Given exercise 1 -> Translate this sentence from the text on L2ARC metadata overhead into Spanish: "During rebuild, ZFS reads in all metadata stored on an L2ARC device in order to reconstruct in-memory ARC buffer headers."
Given exercise 2 -> Write a continuation of the text on L2ARC metadata overhead, picking up after its final sentence.

Text section ->
══════
Overhead of Metadata
Persistent metadata comes in two types: uberblocks and pbufs. Given that uberblocks and the uberblock region are of a fixed known size (1 MiB total), we must focus on the amount of space pbufs consume on L2ARC storage. Pbufs have been designed to be very efficient in terms of space usage, mainly by recording the minimum set of fields from an ARC buffer header needed to reconstruct it, and by allowing the pbuf payload to be compressed.
A pbuf consists of exactly 56 bytes of pbuf header information and 88 bytes per ARC buffer header referenced. Given that the smallest possible pbuf contains 1 ARC buffer header, this gives us a worst achievable metadata overhead of 28.125%. However, this is the worst possible configuration and the default configuration of L2ARC persistency doesn't even allow it. The worst possible results using default settings can be achieved by setting
recordsize property on the main pool to its lowest possible value (512). Then, assuming the L2ARC writes only a single ARC block per feed cycle (something that would require great care to achieve at all), we can emit pbufs with a minimum of 128 ARC buffer headers. Assuming a 20% reduction in volume of the pbuf via compression, this gives a theoretical maximum overhead of 13.818%.
In the following table lists typically expected metadata overhead ratios for various average block sizes cached on the L2ARC device:
|Average Block Size||Data Referenced By Pbuf||Pbuf Raw Size||Est. Pbuf Compression Ratio||Pbuf Actual Size||Overhead|
|2k||100 MiB||4400 KiB||45%||2640 KiB||2.36%|
|4k||100 MiB||2200 KiB||40%||1320 KiB||1.18%|
|8k||100 MiB||1100 KiB||35%||715 KiB||0.7%|
|16k||100 MiB||550 KiB||30%||385 KiB||0.38%|
|32k||100 MiB||275 KiB||25%||206 KiB||0.20%|
|64k||100 MiB||137 KiB||20%||110 KiB||0.1%|
|128k||100 MiB||69 KiB||15%||58 KiB||0.057%|
During rebuild, ZFS reads in all metadata stored on an L2ARC device in order to reconstruct in-memory ARC buffer headers. This means, that whatever L2ARC capacity you have installed, take the metadata overhead of it and that amount of data needs to be read in during rebuild. At a typical 0.1% of overhead, this means that a 240 GB L2ARC device will need to read roughly 240 MB of data. Most solid state drives can transfer this kind of data volume within a second or two.
══════
Data rows ->
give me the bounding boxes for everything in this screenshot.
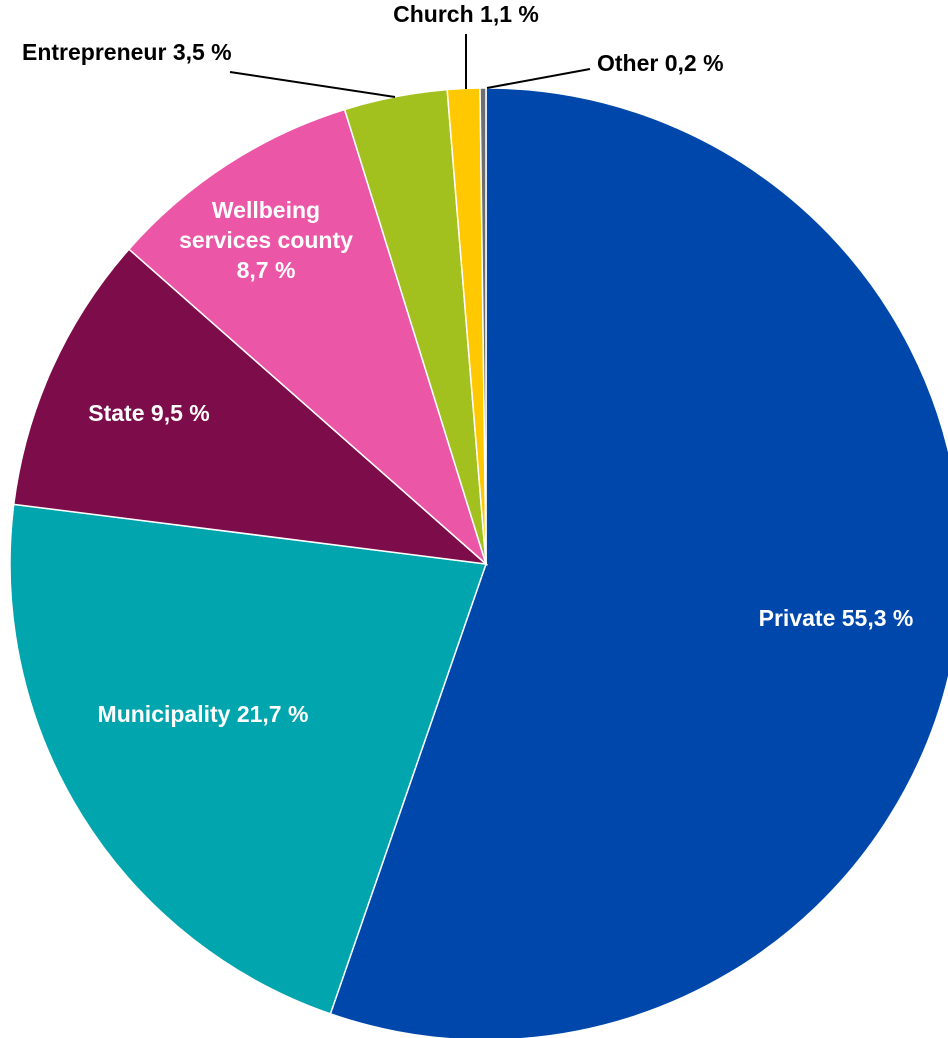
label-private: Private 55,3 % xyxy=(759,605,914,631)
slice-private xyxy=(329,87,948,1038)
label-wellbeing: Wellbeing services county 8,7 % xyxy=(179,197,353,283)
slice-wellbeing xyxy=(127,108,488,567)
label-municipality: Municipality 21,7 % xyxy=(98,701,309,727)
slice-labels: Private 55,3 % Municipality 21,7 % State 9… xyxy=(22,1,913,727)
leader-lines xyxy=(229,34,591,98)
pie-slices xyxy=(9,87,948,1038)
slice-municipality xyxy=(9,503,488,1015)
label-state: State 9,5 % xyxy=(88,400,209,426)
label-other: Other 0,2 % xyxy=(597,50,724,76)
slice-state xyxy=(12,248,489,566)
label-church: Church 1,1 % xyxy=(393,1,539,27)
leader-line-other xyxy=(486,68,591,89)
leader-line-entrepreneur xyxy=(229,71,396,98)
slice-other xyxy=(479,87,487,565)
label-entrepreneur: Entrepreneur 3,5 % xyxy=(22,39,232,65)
══════
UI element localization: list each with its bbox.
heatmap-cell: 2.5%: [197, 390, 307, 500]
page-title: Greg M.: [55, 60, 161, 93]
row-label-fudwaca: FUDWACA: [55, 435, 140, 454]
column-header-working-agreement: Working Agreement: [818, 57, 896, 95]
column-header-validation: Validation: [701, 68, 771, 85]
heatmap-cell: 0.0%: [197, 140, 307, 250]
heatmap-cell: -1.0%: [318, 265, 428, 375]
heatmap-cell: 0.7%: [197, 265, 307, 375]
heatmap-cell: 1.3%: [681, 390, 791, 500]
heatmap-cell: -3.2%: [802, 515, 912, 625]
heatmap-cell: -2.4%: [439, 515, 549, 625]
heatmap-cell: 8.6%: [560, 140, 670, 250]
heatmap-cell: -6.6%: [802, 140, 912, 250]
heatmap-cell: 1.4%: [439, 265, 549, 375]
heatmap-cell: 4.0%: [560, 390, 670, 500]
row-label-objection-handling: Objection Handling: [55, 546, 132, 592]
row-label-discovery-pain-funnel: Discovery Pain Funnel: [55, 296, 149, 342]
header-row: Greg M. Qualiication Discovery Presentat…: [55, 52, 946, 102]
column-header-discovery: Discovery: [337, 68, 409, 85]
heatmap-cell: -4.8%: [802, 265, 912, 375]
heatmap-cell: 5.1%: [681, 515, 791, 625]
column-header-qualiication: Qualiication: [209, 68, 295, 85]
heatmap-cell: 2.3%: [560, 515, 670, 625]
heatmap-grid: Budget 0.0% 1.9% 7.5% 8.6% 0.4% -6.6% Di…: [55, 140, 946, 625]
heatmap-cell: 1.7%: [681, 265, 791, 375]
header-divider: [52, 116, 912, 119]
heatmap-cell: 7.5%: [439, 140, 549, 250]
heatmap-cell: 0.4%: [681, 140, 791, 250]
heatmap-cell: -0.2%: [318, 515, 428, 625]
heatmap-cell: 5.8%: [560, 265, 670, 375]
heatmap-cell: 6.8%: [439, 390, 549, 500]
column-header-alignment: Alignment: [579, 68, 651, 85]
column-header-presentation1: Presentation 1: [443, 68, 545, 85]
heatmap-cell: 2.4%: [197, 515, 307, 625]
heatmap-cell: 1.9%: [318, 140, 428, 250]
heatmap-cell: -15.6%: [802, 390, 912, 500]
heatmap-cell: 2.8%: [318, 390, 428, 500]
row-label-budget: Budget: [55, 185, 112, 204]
══════
Task output 1 -> Durante la reconstrucción, ZFS lee todos los metadatos almacenados en un dispositivo L2ARC para reconstruir los encabezados de búfer ARC en memoria.

Task output 2 ->
However, given the structure of L2ARC pbufs, we don't know which pbuf to start fetching before we are done reading the current pbuf, and so we are also bound by the device's IOPS. In practice, the implementation tries to alleviate these problems in two ways:
- By speculatively initiating a prefetch for the next pbuf when only the header of the current pbuf has been read so far. Currently, this provides roughly a 15-20% boost in L2ARC rebuild times when compared to a straight "read/decode/read" linear implementation.
- By executing the rebuild in a background thread for each L2ARC device in parallel. This way the L2ARC rebuild doesn't block main pool import and possibly system boot (if the L2ARC device was part of the root pool).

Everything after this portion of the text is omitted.